Goal of the exercise: In the entries that follow, find the word "username" and report each line it is on.
** begin **
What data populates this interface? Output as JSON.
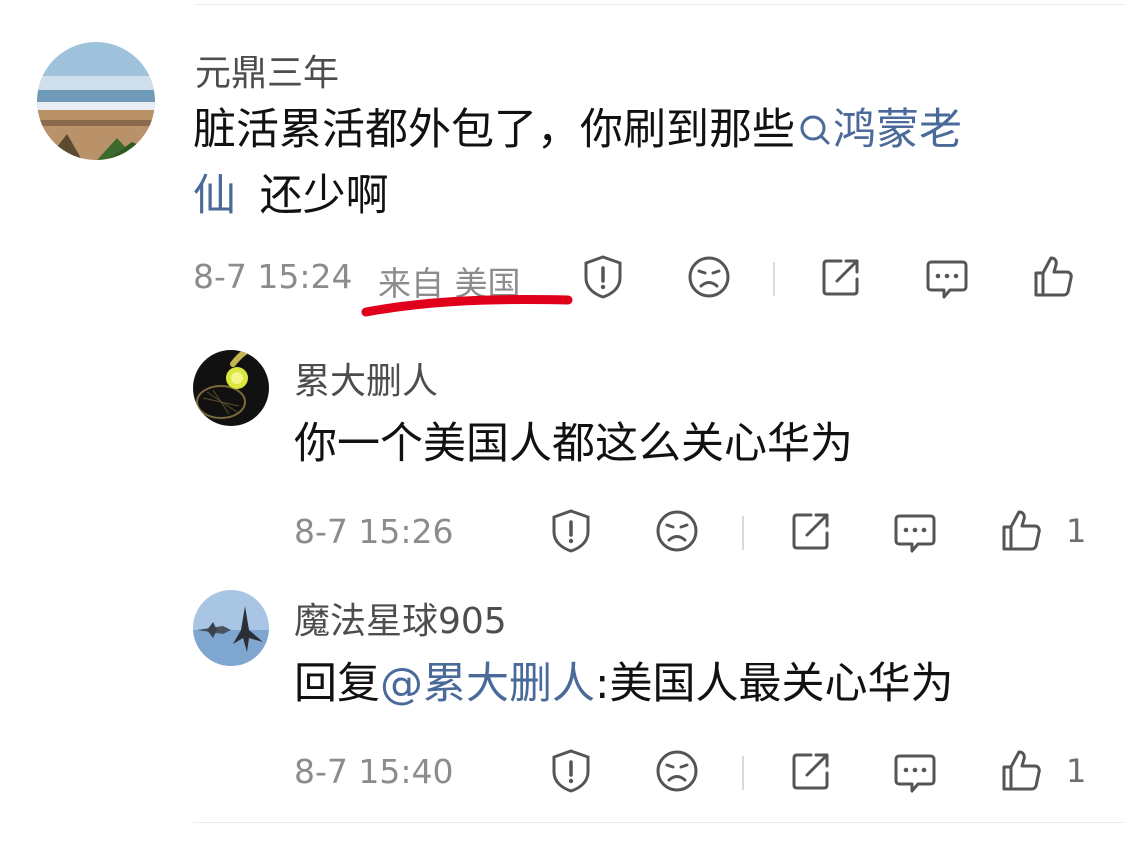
{
  "comment": {
    "username": "元鼎三年",
    "text_before": "脏活累活都外包了，你刷到那些",
    "search_link": "鸿蒙老",
    "search_link_line2": "仙",
    "text_after": "还少啊",
    "time": "8-7 15:24",
    "location": "来自 美国",
    "highlight_color": "#e0001b"
  },
  "replies": [
    {
      "username": "累大删人",
      "text": "你一个美国人都这么关心华为",
      "time": "8-7 15:26",
      "like_count": "1"
    },
    {
      "username": "魔法星球905",
      "reply_prefix": "回复",
      "mention": "@累大删人",
      "text": ":美国人最关心华为",
      "time": "8-7 15:40",
      "like_count": "1"
    }
  ],
  "icons": {
    "report": "report-icon",
    "dislike": "dislike-face-icon",
    "share": "share-icon",
    "comment": "comment-icon",
    "like": "thumbs-up-icon",
    "search": "search-icon"
  },
  "colors": {
    "link": "#4a6a9a",
    "meta": "#8c8c8c",
    "text": "#111111"
  }
}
** end **
Answer to this problem:
    "username": "元鼎三年",
      "username": "累大删人",
      "username": "魔法星球905",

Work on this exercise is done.